[Work to complete] Please copy every line of the records below that holds the word "nhân".

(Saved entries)
start
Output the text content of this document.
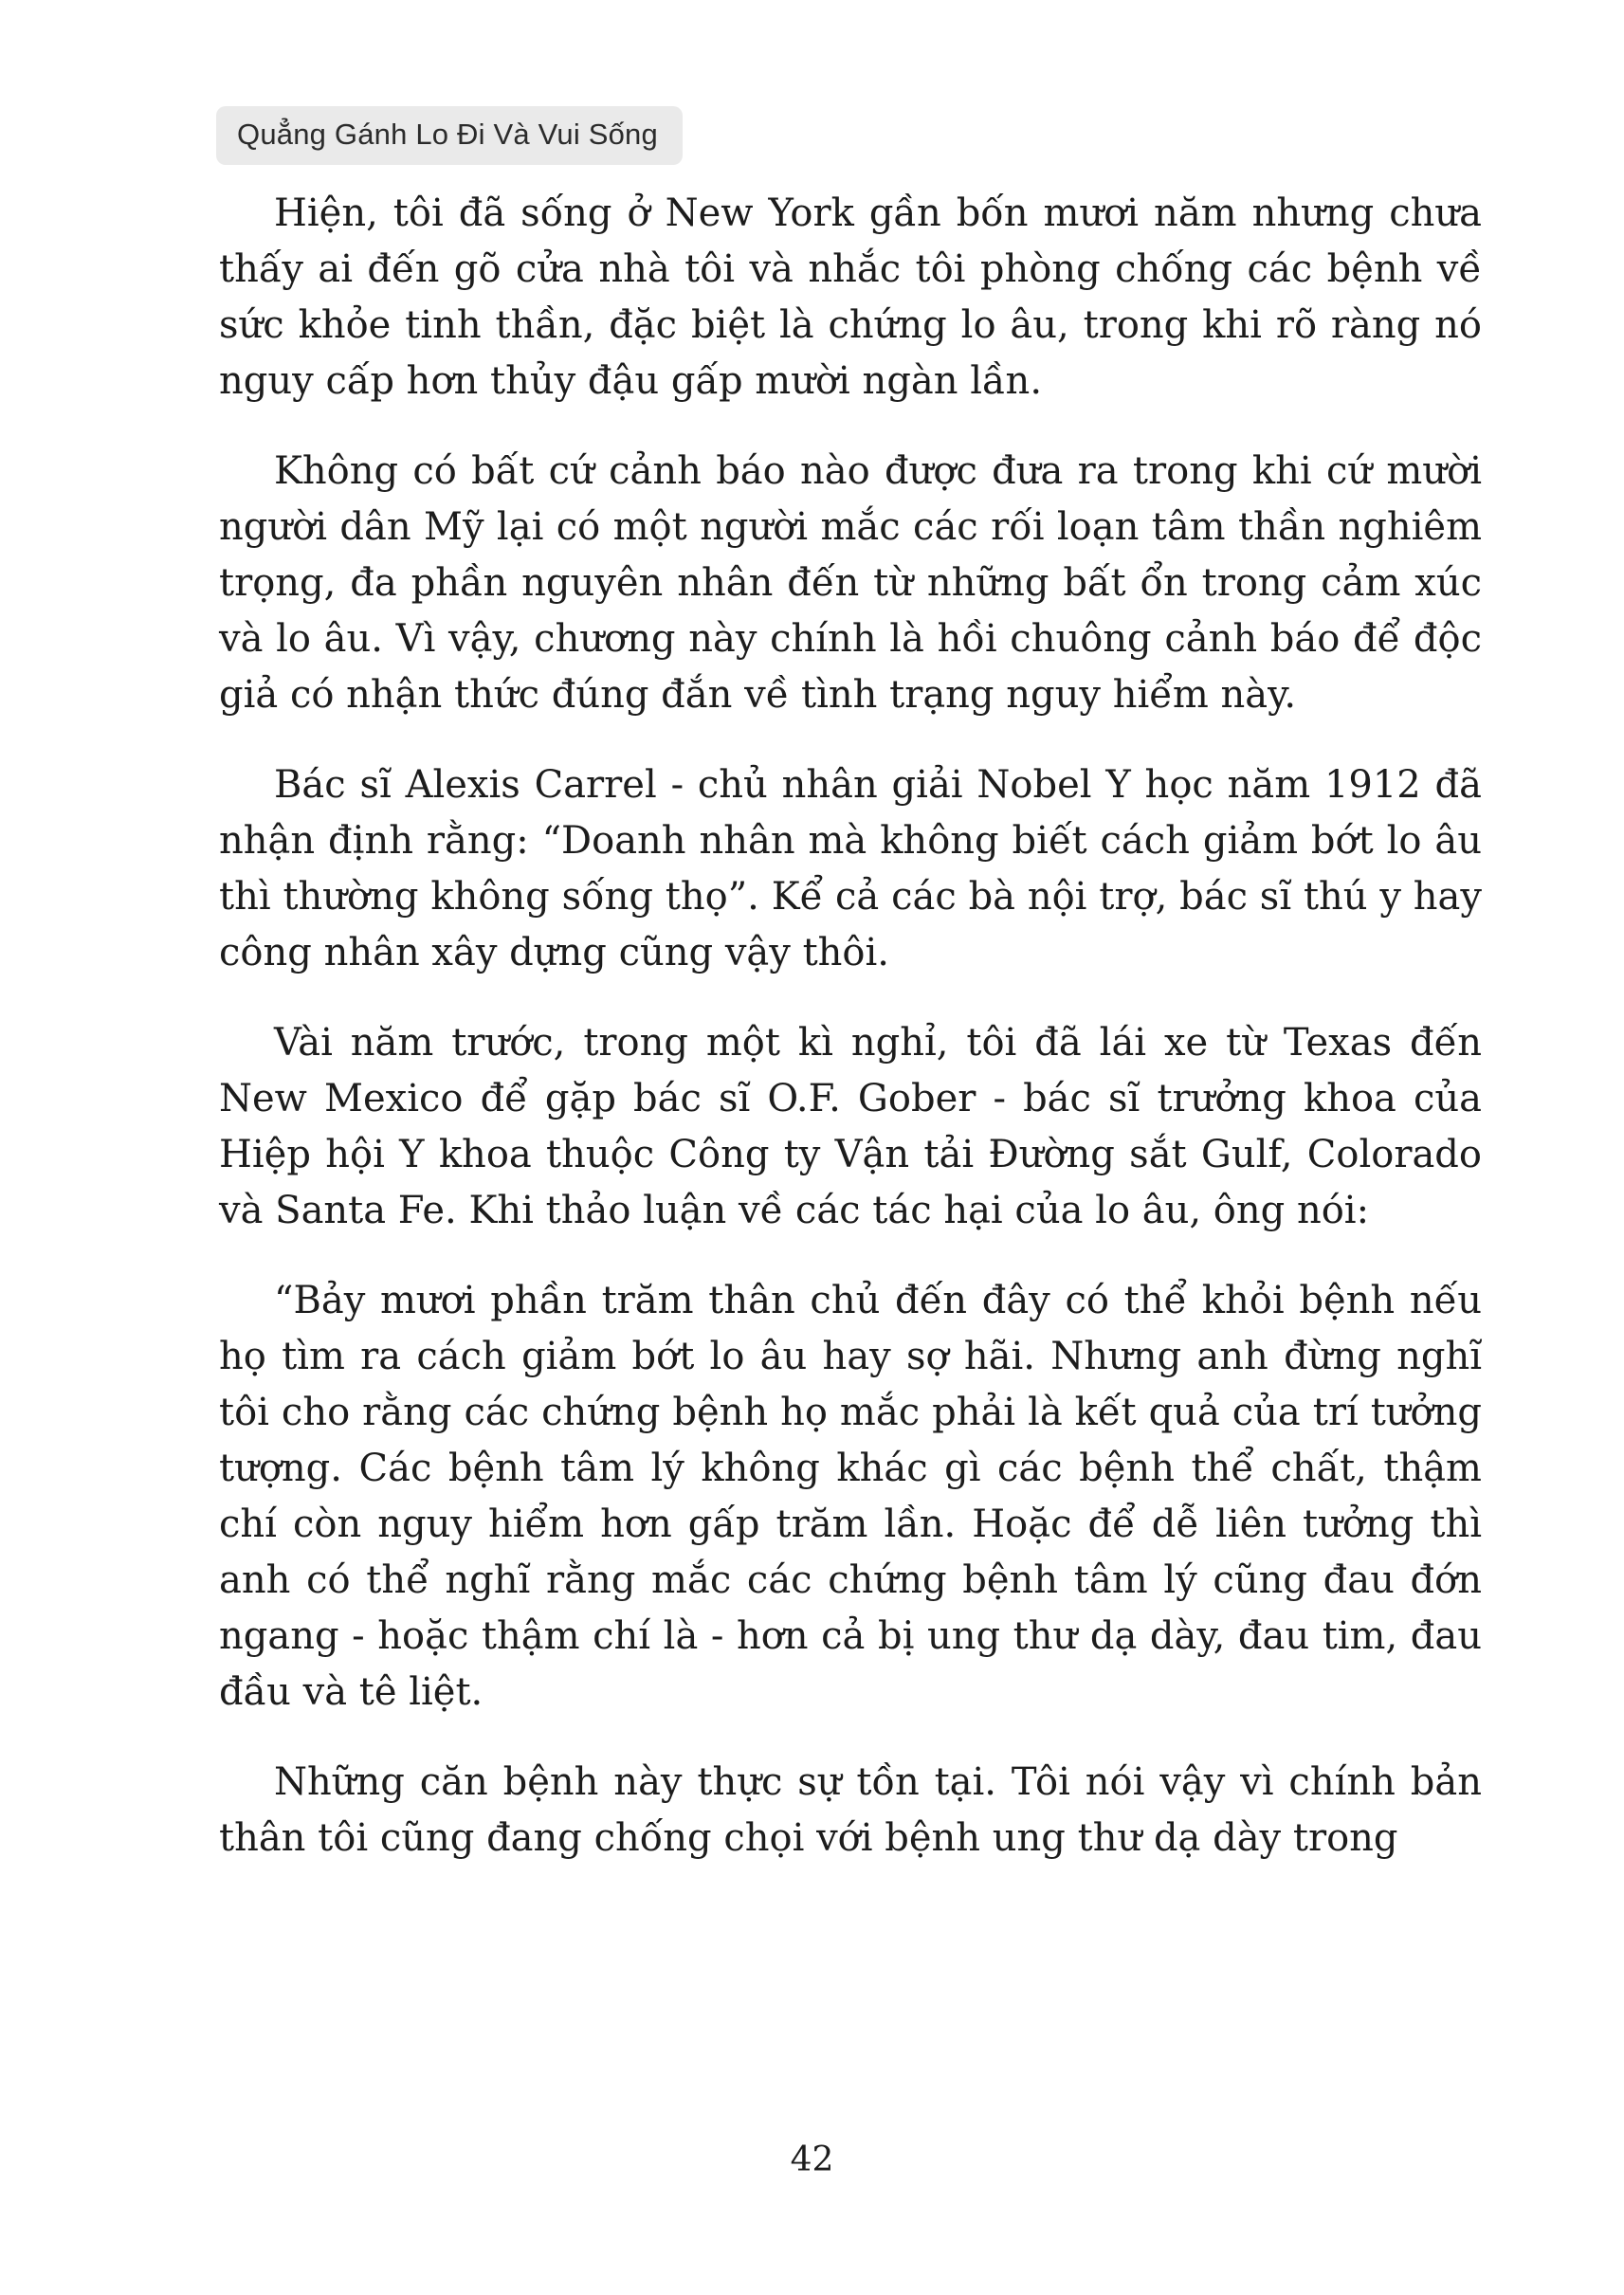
Quẳng Gánh Lo Đi Và Vui Sống

Hiện, tôi đã sống ở New York gần bốn mươi năm nhưng chưa thấy ai đến gõ cửa nhà tôi và nhắc tôi phòng chống các bệnh về sức khỏe tinh thần, đặc biệt là chứng lo âu, trong khi rõ ràng nó nguy cấp hơn thủy đậu gấp mười ngàn lần.

Không có bất cứ cảnh báo nào được đưa ra trong khi cứ mười người dân Mỹ lại có một người mắc các rối loạn tâm thần nghiêm trọng, đa phần nguyên nhân đến từ những bất ổn trong cảm xúc và lo âu. Vì vậy, chương này chính là hồi chuông cảnh báo để độc giả có nhận thức đúng đắn về tình trạng nguy hiểm này.

Bác sĩ Alexis Carrel - chủ nhân giải Nobel Y học năm 1912 đã nhận định rằng: “Doanh nhân mà không biết cách giảm bớt lo âu thì thường không sống thọ”. Kể cả các bà nội trợ, bác sĩ thú y hay công nhân xây dựng cũng vậy thôi.

Vài năm trước, trong một kì nghỉ, tôi đã lái xe từ Texas đến New Mexico để gặp bác sĩ O.F. Gober - bác sĩ trưởng khoa của Hiệp hội Y khoa thuộc Công ty Vận tải Đường sắt Gulf, Colorado và Santa Fe. Khi thảo luận về các tác hại của lo âu, ông nói:

“Bảy mươi phần trăm thân chủ đến đây có thể khỏi bệnh nếu họ tìm ra cách giảm bớt lo âu hay sợ hãi. Nhưng anh đừng nghĩ tôi cho rằng các chứng bệnh họ mắc phải là kết quả của trí tưởng tượng. Các bệnh tâm lý không khác gì các bệnh thể chất, thậm chí còn nguy hiểm hơn gấp trăm lần. Hoặc để dễ liên tưởng thì anh có thể nghĩ rằng mắc các chứng bệnh tâm lý cũng đau đớn ngang - hoặc thậm chí là - hơn cả bị ung thư dạ dày, đau tim, đau đầu và tê liệt.

Những căn bệnh này thực sự tồn tại. Tôi nói vậy vì chính bản thân tôi cũng đang chống chọi với bệnh ung thư dạ dày trong

42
end
[Written response]
Không có bất cứ cảnh báo nào được đưa ra trong khi cứ mười người dân Mỹ lại có một người mắc các rối loạn tâm thần nghiêm trọng, đa phần nguyên nhân đến từ những bất ổn trong cảm xúc và lo âu. Vì vậy, chương này chính là hồi chuông cảnh báo để độc giả có nhận thức đúng đắn về tình trạng nguy hiểm này.
Bác sĩ Alexis Carrel - chủ nhân giải Nobel Y học năm 1912 đã nhận định rằng: “Doanh nhân mà không biết cách giảm bớt lo âu thì thường không sống thọ”. Kể cả các bà nội trợ, bác sĩ thú y hay công nhân xây dựng cũng vậy thôi.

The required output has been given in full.